Find all the lines with "right" and gather them.

....................

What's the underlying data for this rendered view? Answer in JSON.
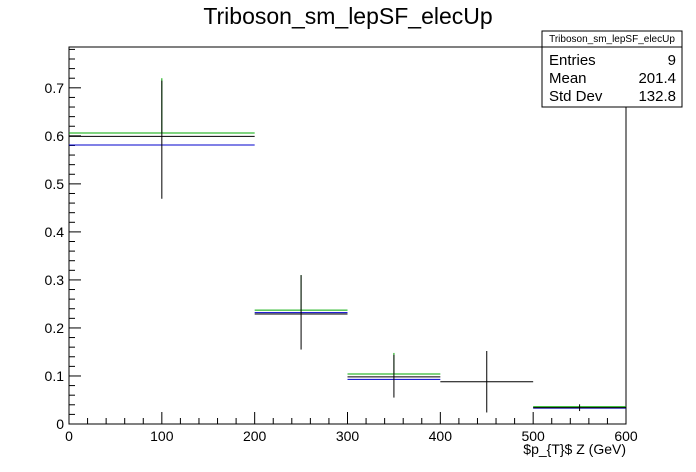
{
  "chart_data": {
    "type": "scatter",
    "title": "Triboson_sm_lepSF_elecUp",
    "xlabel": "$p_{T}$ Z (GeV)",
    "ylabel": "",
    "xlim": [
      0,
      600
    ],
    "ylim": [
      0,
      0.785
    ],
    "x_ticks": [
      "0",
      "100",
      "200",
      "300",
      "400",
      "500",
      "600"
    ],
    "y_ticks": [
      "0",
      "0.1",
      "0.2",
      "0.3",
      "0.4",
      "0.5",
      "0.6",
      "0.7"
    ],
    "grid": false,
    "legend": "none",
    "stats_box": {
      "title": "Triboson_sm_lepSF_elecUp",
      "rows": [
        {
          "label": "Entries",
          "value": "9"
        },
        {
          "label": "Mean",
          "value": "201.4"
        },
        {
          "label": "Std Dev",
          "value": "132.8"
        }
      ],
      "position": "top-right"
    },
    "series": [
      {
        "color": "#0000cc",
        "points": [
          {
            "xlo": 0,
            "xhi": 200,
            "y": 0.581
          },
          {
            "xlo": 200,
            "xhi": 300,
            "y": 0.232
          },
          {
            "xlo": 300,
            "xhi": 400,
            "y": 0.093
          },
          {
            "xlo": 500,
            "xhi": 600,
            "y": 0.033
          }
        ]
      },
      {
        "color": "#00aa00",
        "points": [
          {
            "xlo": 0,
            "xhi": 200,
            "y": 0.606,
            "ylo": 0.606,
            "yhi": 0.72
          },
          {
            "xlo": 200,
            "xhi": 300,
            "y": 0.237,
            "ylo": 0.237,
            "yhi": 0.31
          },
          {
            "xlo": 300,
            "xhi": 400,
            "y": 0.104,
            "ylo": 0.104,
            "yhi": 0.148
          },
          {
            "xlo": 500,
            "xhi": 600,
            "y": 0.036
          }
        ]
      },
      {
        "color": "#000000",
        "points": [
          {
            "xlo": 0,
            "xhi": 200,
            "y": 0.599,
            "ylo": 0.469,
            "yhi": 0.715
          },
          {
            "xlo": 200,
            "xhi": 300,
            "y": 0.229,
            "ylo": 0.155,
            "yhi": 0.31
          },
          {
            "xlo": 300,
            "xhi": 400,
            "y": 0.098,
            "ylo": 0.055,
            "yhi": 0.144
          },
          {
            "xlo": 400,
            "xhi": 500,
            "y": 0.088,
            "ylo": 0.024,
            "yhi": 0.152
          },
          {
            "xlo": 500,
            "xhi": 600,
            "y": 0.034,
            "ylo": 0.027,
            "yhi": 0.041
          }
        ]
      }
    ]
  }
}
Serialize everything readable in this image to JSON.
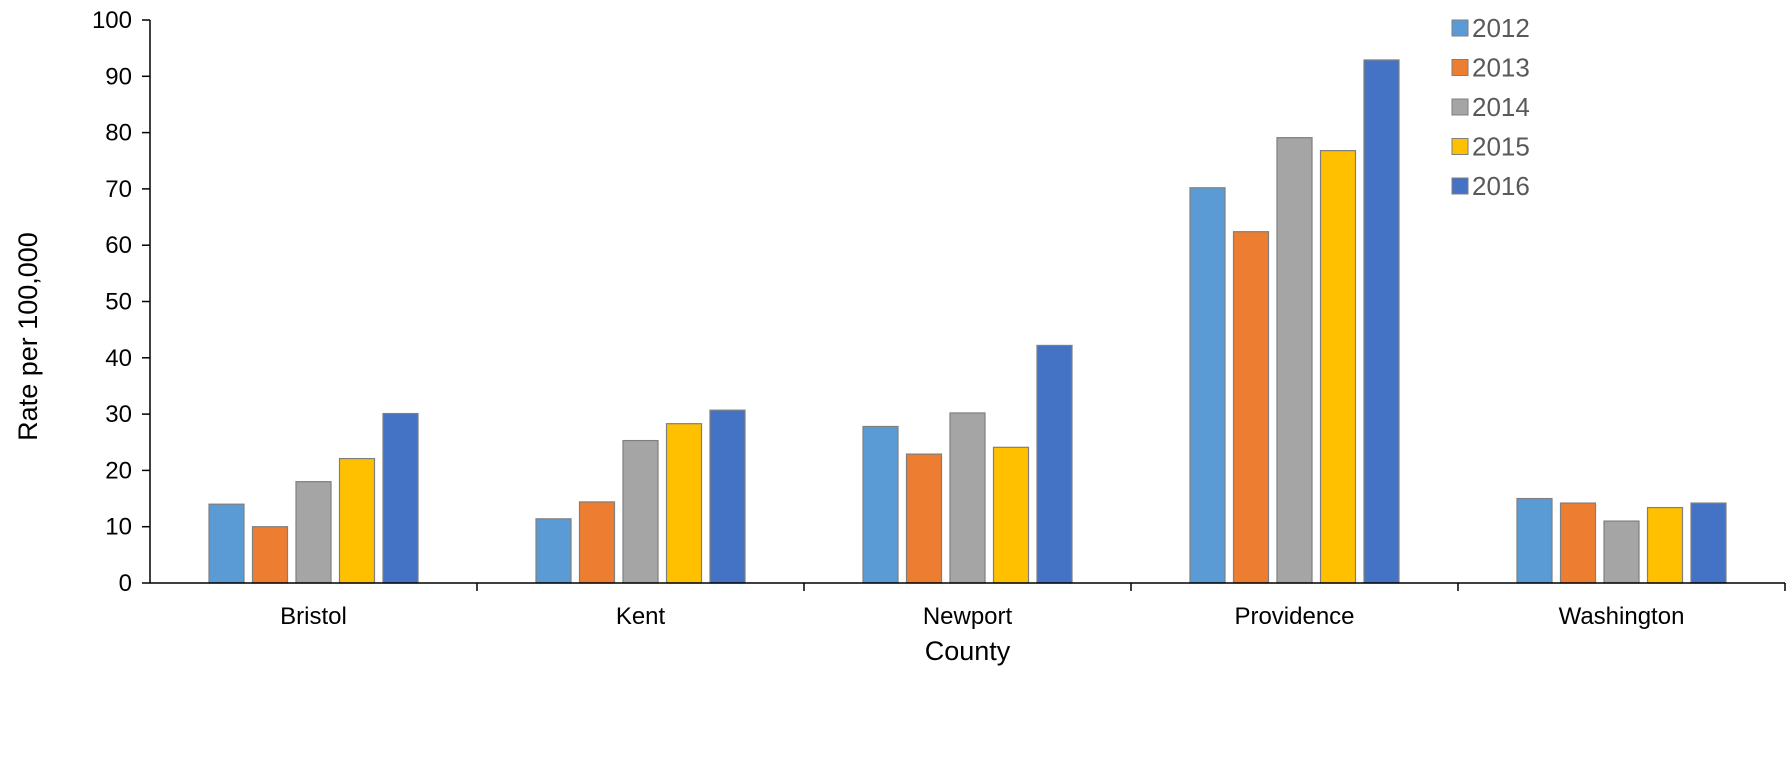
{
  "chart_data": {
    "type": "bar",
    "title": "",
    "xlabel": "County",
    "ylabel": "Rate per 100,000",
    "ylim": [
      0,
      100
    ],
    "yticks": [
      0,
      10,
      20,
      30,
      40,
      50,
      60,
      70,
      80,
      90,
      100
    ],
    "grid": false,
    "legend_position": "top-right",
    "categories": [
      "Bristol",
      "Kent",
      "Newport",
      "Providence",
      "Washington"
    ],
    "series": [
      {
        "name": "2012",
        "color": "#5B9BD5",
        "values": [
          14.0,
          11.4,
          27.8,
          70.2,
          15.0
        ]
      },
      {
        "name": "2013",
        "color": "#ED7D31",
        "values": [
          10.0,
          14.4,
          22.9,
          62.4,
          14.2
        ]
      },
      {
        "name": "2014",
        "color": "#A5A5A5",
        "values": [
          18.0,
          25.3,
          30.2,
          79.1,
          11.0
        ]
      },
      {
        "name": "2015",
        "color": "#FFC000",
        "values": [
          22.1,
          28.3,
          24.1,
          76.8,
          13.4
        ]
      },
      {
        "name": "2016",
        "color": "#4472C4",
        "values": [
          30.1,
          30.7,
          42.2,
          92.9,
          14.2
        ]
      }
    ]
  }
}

....................

THE ANSWER —
      "position": "top-right"
    "legend_position": "top-right",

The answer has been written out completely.